#### Given data:
============================================================
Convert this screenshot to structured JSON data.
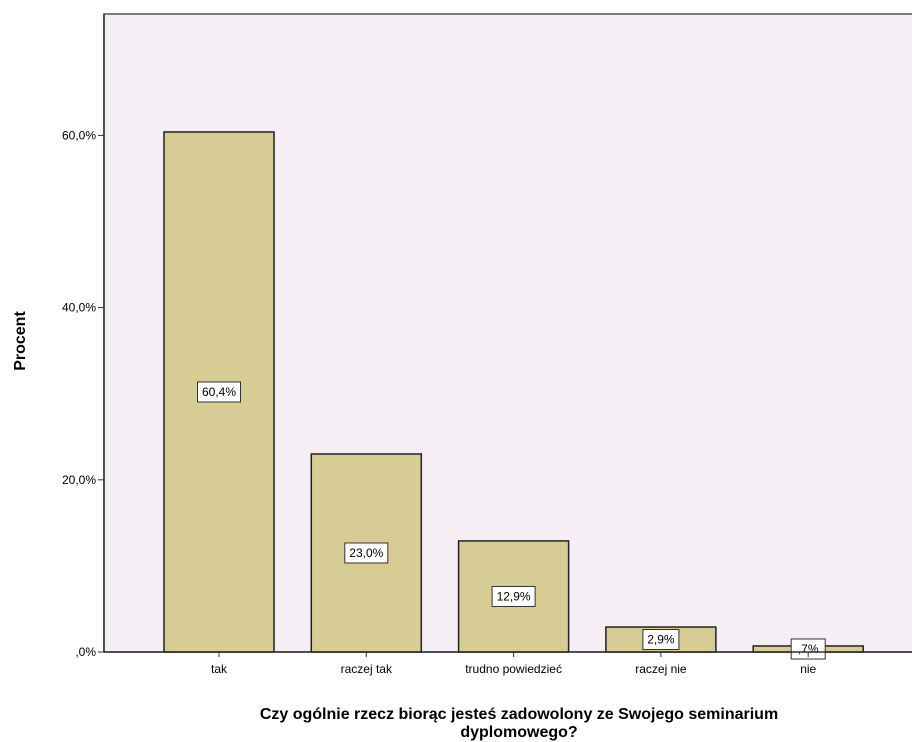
{
  "chart_data": {
    "type": "bar",
    "categories": [
      "tak",
      "raczej tak",
      "trudno powiedzieć",
      "raczej nie",
      "nie"
    ],
    "values": [
      60.4,
      23.0,
      12.9,
      2.9,
      0.7
    ],
    "data_labels": [
      "60,4%",
      "23,0%",
      "12,9%",
      "2,9%",
      ",7%"
    ],
    "ylabel": "Procent",
    "xlabel_lines": [
      "Czy ogólnie rzecz biorąc jesteś zadowolony ze Swojego seminarium",
      "dyplomowego?"
    ],
    "yticks": [
      0,
      20,
      40,
      60
    ],
    "ytick_labels": [
      ",0%",
      "20,0%",
      "40,0%",
      "60,0%"
    ],
    "ylim": [
      0,
      74.1
    ],
    "grid": false,
    "colors": {
      "plot_background": "#f5eff5",
      "bar_fill": "#d6cc94",
      "bar_stroke": "#222222",
      "label_box_fill": "#ffffff"
    }
  }
}
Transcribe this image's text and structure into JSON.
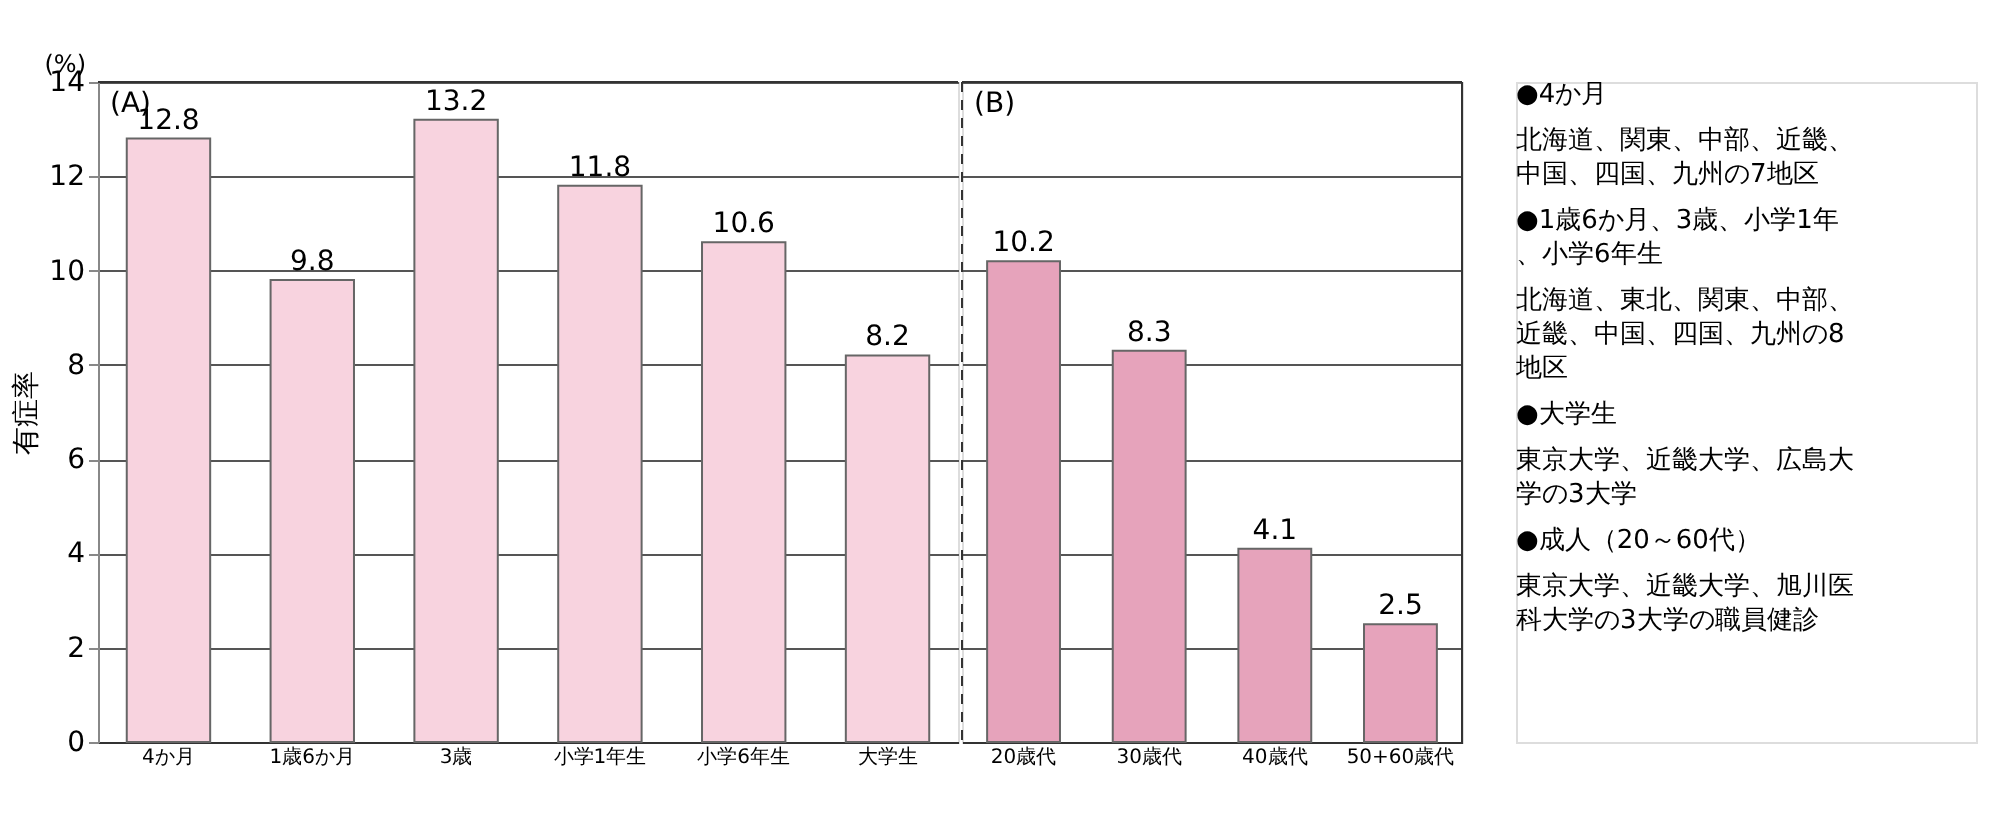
{
  "chart_data": [
    {
      "type": "bar",
      "title": "(A)",
      "ylabel": "有症率",
      "annotations": [
        "(%)"
      ],
      "categories": [
        "4か月",
        "1歳6か月",
        "3歳",
        "小学1年生",
        "小学6年生",
        "大学生"
      ],
      "values": [
        12.8,
        9.8,
        13.2,
        11.8,
        10.6,
        8.2
      ],
      "color": "#f8d3df",
      "data_labels": true,
      "ylim": [
        0,
        14
      ],
      "yticks": [
        0,
        2,
        4,
        6,
        8,
        10,
        12,
        14
      ],
      "grid": "y"
    },
    {
      "type": "bar",
      "title": "(B)",
      "categories": [
        "20歳代",
        "30歳代",
        "40歳代",
        "50+60歳代"
      ],
      "values": [
        10.2,
        8.3,
        4.1,
        2.5
      ],
      "color": "#e6a3bb",
      "data_labels": true,
      "ylim": [
        0,
        14
      ],
      "yticks": [
        0,
        2,
        4,
        6,
        8,
        10,
        12,
        14
      ],
      "grid": "y",
      "tick_labels": "x"
    },
    {
      "type": "other",
      "annotations": [
        "●4か月",
        "北海道、関東、中部、近畿、中国、四国、九州の7地区",
        "●1歳6か月、3歳、小学1年、小学6年生",
        "北海道、東北、関東、中部、近畿、中国、四国、九州の8地区",
        "●大学生",
        "東京大学、近畿大学、広島大学の3大学",
        "●成人（20～60代）",
        "東京大学、近畿大学、旭川医科大学の3大学の職員健診"
      ]
    }
  ]
}
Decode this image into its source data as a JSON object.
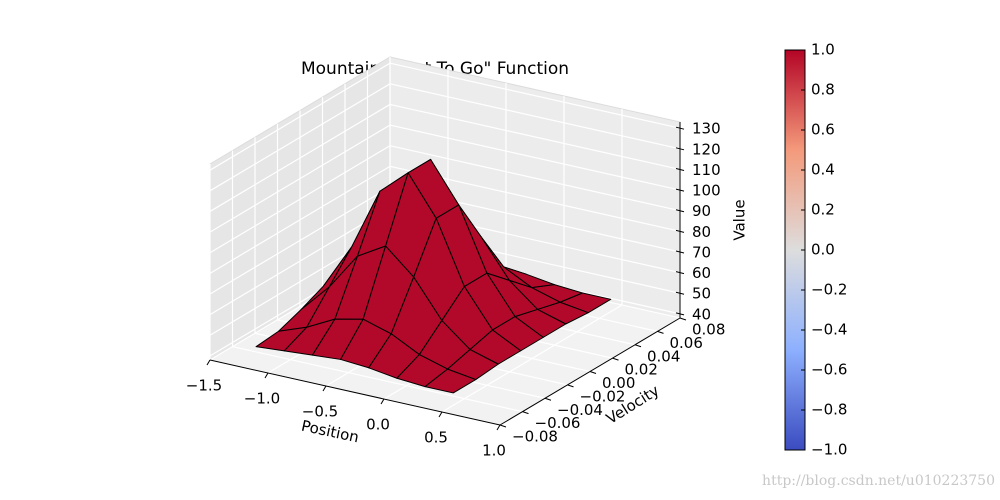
{
  "chart_data": {
    "type": "surface",
    "title": "Mountain \"Cost To Go\" Function",
    "xlabel": "Position",
    "ylabel": "Velocity",
    "zlabel": "Value",
    "x": [
      -1.2,
      -0.957,
      -0.714,
      -0.471,
      -0.229,
      0.014,
      0.257,
      0.5
    ],
    "y": [
      -0.07,
      -0.05,
      -0.03,
      -0.01,
      0.01,
      0.03,
      0.05,
      0.07
    ],
    "z": [
      [
        45,
        46,
        50,
        55,
        55,
        50,
        46,
        45
      ],
      [
        46,
        51,
        64,
        77,
        77,
        64,
        51,
        46
      ],
      [
        47,
        58,
        82,
        107,
        107,
        82,
        58,
        47
      ],
      [
        48,
        61,
        90,
        119,
        119,
        90,
        61,
        48
      ],
      [
        47,
        57,
        78,
        100,
        100,
        78,
        57,
        47
      ],
      [
        45,
        50,
        60,
        70,
        70,
        60,
        50,
        45
      ],
      [
        44,
        46,
        49,
        52,
        52,
        49,
        46,
        44
      ],
      [
        44,
        44,
        45,
        45,
        45,
        45,
        44,
        44
      ]
    ],
    "color": "#b2092b",
    "xlim": [
      -1.5,
      1.0
    ],
    "ylim": [
      -0.08,
      0.08
    ],
    "zlim": [
      38,
      133
    ],
    "xticks": [
      {
        "value": -1.5,
        "label": "−1.5"
      },
      {
        "value": -1.0,
        "label": "−1.0"
      },
      {
        "value": -0.5,
        "label": "−0.5"
      },
      {
        "value": 0,
        "label": "0.0"
      },
      0.5,
      {
        "value": 1,
        "label": "1.0"
      }
    ],
    "yticks": [
      {
        "value": -0.08,
        "label": "−0.08"
      },
      {
        "value": -0.06,
        "label": "−0.06"
      },
      {
        "value": -0.04,
        "label": "−0.04"
      },
      {
        "value": -0.02,
        "label": "−0.02"
      },
      {
        "value": 0,
        "label": "0.00"
      },
      0.02,
      0.04,
      0.06,
      0.08
    ],
    "zticks": [
      40,
      50,
      60,
      70,
      80,
      90,
      100,
      110,
      120,
      130
    ],
    "grid": true,
    "colorbar": {
      "lim": [
        -1,
        1
      ],
      "colors": [
        "#3b4cc0",
        "#8db0fe",
        "#dddddd",
        "#f49a7b",
        "#b40426"
      ],
      "ticks": [
        {
          "value": -1,
          "label": "−1.0"
        },
        {
          "value": -0.8,
          "label": "−0.8"
        },
        {
          "value": -0.6,
          "label": "−0.6"
        },
        {
          "value": -0.4,
          "label": "−0.4"
        },
        {
          "value": -0.2,
          "label": "−0.2"
        },
        {
          "value": 0,
          "label": "0.0"
        },
        0.2,
        0.4,
        0.6,
        0.8,
        {
          "value": 1,
          "label": "1.0"
        }
      ]
    },
    "watermark": "http://blog.csdn.net/u010223750"
  }
}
============================================================
#### The exercise:
Using the material above, copy every line in which the string "東京大学" occurs.

#### Correct answer:
        "東京大学、近畿大学、広島大学の3大学",
        "東京大学、近畿大学、旭川医科大学の3大学の職員健診"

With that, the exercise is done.